- [What the exercise asks]:
Reproduce every line of the material below, but drop the pictures.

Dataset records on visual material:
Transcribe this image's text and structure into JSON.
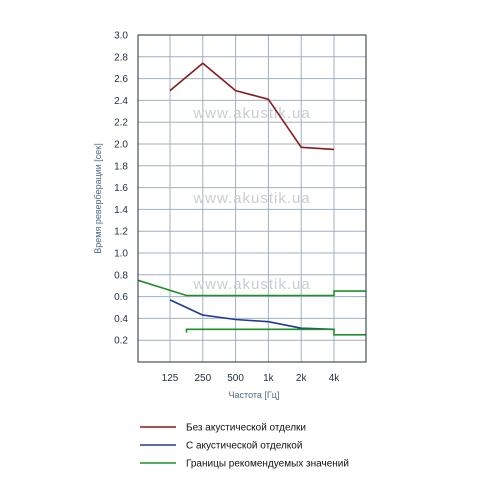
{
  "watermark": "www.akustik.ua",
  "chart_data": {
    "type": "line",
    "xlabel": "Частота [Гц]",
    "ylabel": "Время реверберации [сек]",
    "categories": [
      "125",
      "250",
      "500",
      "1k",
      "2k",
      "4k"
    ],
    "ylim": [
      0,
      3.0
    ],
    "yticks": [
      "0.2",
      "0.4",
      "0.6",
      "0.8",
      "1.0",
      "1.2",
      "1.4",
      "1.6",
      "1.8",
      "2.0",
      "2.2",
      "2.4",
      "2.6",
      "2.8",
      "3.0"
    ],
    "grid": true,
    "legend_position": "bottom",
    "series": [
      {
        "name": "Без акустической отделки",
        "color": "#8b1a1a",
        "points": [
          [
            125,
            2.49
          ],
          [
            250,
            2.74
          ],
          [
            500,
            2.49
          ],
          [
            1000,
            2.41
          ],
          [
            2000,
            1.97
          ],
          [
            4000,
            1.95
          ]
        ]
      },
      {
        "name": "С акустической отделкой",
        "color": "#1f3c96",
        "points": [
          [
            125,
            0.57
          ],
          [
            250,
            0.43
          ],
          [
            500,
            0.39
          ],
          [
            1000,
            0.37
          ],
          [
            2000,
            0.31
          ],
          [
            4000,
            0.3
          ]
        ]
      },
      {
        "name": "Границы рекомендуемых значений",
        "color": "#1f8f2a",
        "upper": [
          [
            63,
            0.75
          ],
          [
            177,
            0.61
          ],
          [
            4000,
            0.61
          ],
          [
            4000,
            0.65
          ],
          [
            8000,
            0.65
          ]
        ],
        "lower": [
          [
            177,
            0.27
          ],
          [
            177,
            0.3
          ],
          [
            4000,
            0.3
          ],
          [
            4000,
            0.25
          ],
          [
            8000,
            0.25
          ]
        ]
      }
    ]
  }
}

- [Task output]:
Transcribe this image's text and structure into JSON.
{
  "watermark": "www.akustik.ua",
  "chart_data": {
    "type": "line",
    "xlabel": "Частота [Гц]",
    "ylabel": "Время реверберации [сек]",
    "categories": [
      "125",
      "250",
      "500",
      "1k",
      "2k",
      "4k"
    ],
    "ylim": [
      0,
      3.0
    ],
    "yticks": [
      "0.2",
      "0.4",
      "0.6",
      "0.8",
      "1.0",
      "1.2",
      "1.4",
      "1.6",
      "1.8",
      "2.0",
      "2.2",
      "2.4",
      "2.6",
      "2.8",
      "3.0"
    ],
    "grid": true,
    "legend_position": "bottom",
    "series": [
      {
        "name": "Без акустической отделки",
        "color": "#8b1a1a",
        "points": [
          [
            125,
            2.49
          ],
          [
            250,
            2.74
          ],
          [
            500,
            2.49
          ],
          [
            1000,
            2.41
          ],
          [
            2000,
            1.97
          ],
          [
            4000,
            1.95
          ]
        ]
      },
      {
        "name": "С акустической отделкой",
        "color": "#1f3c96",
        "points": [
          [
            125,
            0.57
          ],
          [
            250,
            0.43
          ],
          [
            500,
            0.39
          ],
          [
            1000,
            0.37
          ],
          [
            2000,
            0.31
          ],
          [
            4000,
            0.3
          ]
        ]
      },
      {
        "name": "Границы рекомендуемых значений",
        "color": "#1f8f2a",
        "upper": [
          [
            63,
            0.75
          ],
          [
            177,
            0.61
          ],
          [
            4000,
            0.61
          ],
          [
            4000,
            0.65
          ],
          [
            8000,
            0.65
          ]
        ],
        "lower": [
          [
            177,
            0.27
          ],
          [
            177,
            0.3
          ],
          [
            4000,
            0.3
          ],
          [
            4000,
            0.25
          ],
          [
            8000,
            0.25
          ]
        ]
      }
    ]
  }
}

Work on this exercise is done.